─── INPUT ROWS ───
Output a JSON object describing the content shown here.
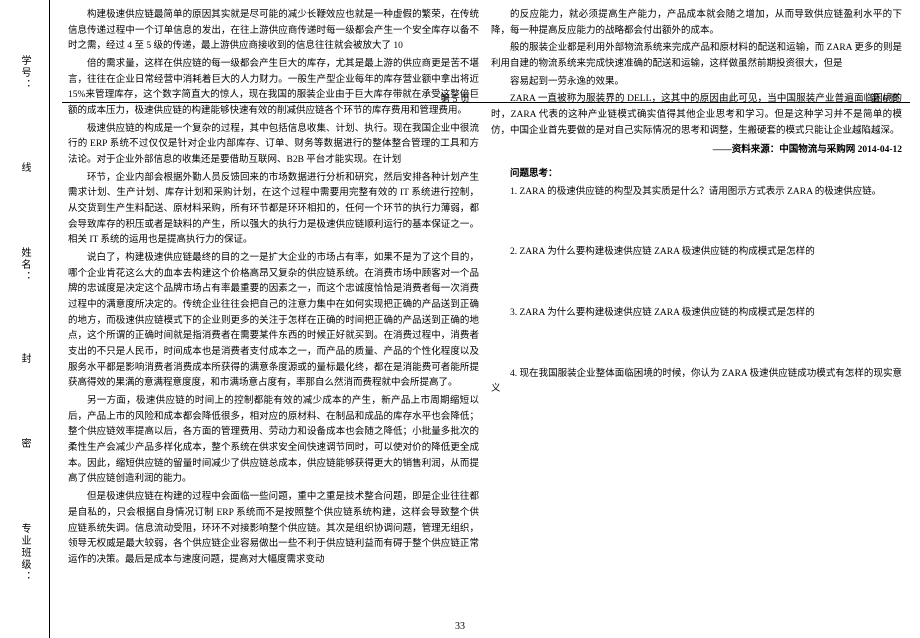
{
  "spine": {
    "class_label": "专业班级：",
    "name_label": "姓名：",
    "id_label": "学号：",
    "seal": "密   封   线"
  },
  "header": {
    "left": "第 5 页",
    "right": "第 6 页"
  },
  "col1": {
    "p1": "构建极速供应链最简单的原因其实就是尽可能的减少长鞭效应也就是一种虚假的繁荣，在传统信息传递过程中一个订单信息的发出，在往上游供应商传递时每一级都会产生一个安全库存以备不时之需，经过 4 至 5 级的传递，最上游供应商接收到的信息往往就会被放大了 10",
    "p2": "倍的需求量，这样在供应链的每一级都会产生巨大的库存，尤其是最上游的供应商更是苦不堪言，往往在企业日常经营中消耗着巨大的人力财力。一般生产型企业每年的库存营业额中拿出将近 15%来管理库存，这个数字简直大的惊人，现在我国的服装企业由于巨大库存带就在承受这整倍巨额的成本压力，极速供应链的构建能够快速有效的削减供应链各个环节的库存费用和管理费用。",
    "p3": "极速供应链的构成是一个复杂的过程，其中包括信息收集、计划、执行。现在我国企业中很流行的 ERP 系统不过仅仅是针对企业内部库存、订单、财务等数据进行的整体整合管理的工具和方法论。对于企业外部信息的收集还是要借助互联网、B2B 平台才能实现。在计划",
    "p4": "环节，企业内部会根据外勤人员反馈回来的市场数据进行分析和研究，然后安排各种计划产生需求计划、生产计划、库存计划和采购计划，在这个过程中需要用完整有效的 IT 系统进行控制，从交货到生产生料配送、原材料采购，所有环节都是环环相扣的，任何一个环节的执行力薄弱，都会导致库存的积压或者是缺料的产生，所以强大的执行力是极速供应链顺利运行的基本保证之一。相关 IT 系统的运用也是提高执行力的保证。",
    "p5": "说白了，构建极速供应链最终的目的之一是扩大企业的市场占有率，如果不是为了这个目的，哪个企业肯花这么大的血本去构建这个价格高昂又复杂的供应链系统。在消费市场中顾客对一个品牌的忠诚度是决定这个品牌市场占有率最重要的因素之一，而这个忠诚度恰恰是消费者每一次消费过程中的满意度所决定的。传统企业往往会把自己的注意力集中在如何实现把正确的产品送到正确的地方，而极速供应链模式下的企业则更多的关注于怎样在正确的时间把正确的产品送到正确的地点，这个所谓的正确时间就是指消费者在需要某件东西的时候正好就买到。在消费过程中，消费者支出的不只是人民币，时间成本也是消费者支付成本之一，而产品的质量、产品的个性化程度以及服务水平都是影响消费者消费成本所获得的满意条度源或的量标最化终，都在是消能费可者能所提获高得效的果满的意满程意度度，和市满场意占度有，率那自么然消而费程就中会所提高了。",
    "p6": "另一方面，极速供应链的时间上的控制都能有效的减少成本的产生，新产品上市周期缩短以后，产品上市的风险和成本都会降低很多，相对应的原材料、在制品和成品的库存水平也会降低；整个供应链效率提高以后，各方面的管理费用、劳动力和设备成本也会随之降低；小批量多批次的柔性生产会减少产品多样化成本，整个系统在供求安全间快速调节同时，可以使对价的降低更全成本。因此，缩短供应链的留量时间减少了供应链总成本，供应链能够获得更大的销售利润，从而提高了供应链创造利润的能力。",
    "p7": "但是极速供应链在构建的过程中会面临一些问题，重中之重是技术整合问题，即是企业往往都是自私的，只会根据自身情况订制 ERP 系统而不是按照整个供应链系统构建，这样会导致整个供应链系统失调。信息流动受阻，环环不对接影响整个供应链。其次是组织协调问题，管理无组织，领导无权威是最大较弱，各个供应链企业容易做出一些不利于供应链利益而有碍于整个供应链正常运作的决策。最后是成本与速度问题，提高对大幅度需求变动"
  },
  "col2": {
    "p1": "的反应能力，就必须提高生产能力，产品成本就会随之增加，从而导致供应链盈利水平的下降，每一种提高反应能力的战略都会付出额外的成本。",
    "p2": "般的服装企业都是利用外部物流系统来完成产品和原材料的配送和运输，而 ZARA 更多的则是利用自建的物流系统来完成快速准确的配送和运输，这样做虽然前期投资很大，但是",
    "p3": "容易起到一劳永逸的效果。",
    "p4": "ZARA 一直被称为服装界的 DELL，这其中的原因由此可见，当中国服装产业普遍面临困境的时，ZARA 代表的这种产业链模式确实值得其他企业思考和学习。但是这种学习并不是简单的模仿，中国企业首先要做的是对自己实际情况的思考和调整，生搬硬套的模式只能让企业越陷越深。",
    "source": "——资料来源：中国物流与采购网 2014-04-12",
    "heading": "问题思考：",
    "q1": "1. ZARA 的极速供应链的构型及其实质是什么？请用图示方式表示 ZARA 的极速供应链。",
    "q2": "2. ZARA 为什么要构建极速供应链 ZARA 极速供应链的构成模式是怎样的",
    "q3": "3. ZARA 为什么要构建极速供应链 ZARA 极速供应链的构成模式是怎样的",
    "q4": "4. 现在我国服装企业整体面临困境的时候，你认为 ZARA 极速供应链成功模式有怎样的现实意义"
  },
  "footer": {
    "page_num": "33"
  }
}
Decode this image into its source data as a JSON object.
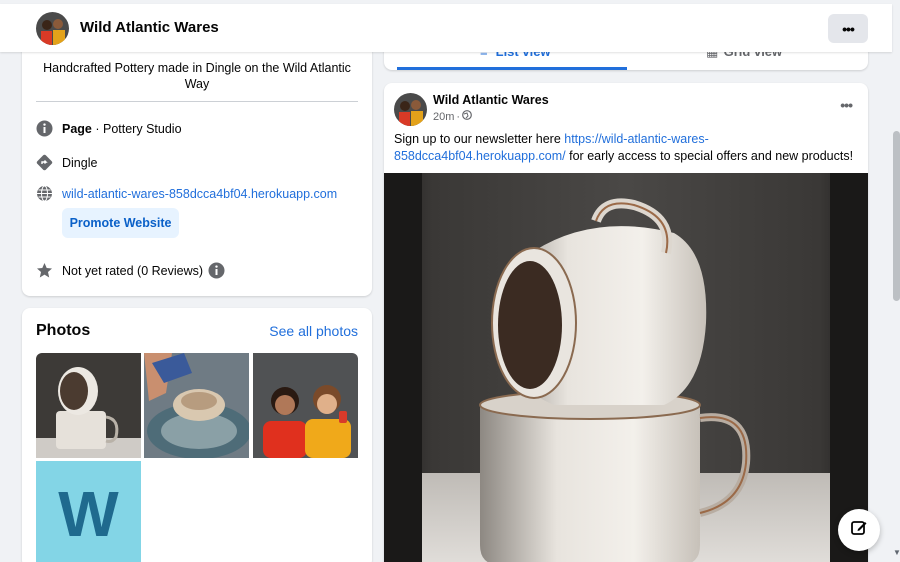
───
== WHAT THE TASK ASKS ==
Search the preceding listing for "source" and extract every line where it is found.

== WORKED SOLUTION ==
    "source": "——资料来源：中国物流与采购网 2014-04-12",
Decode this image into its source data as a JSON object.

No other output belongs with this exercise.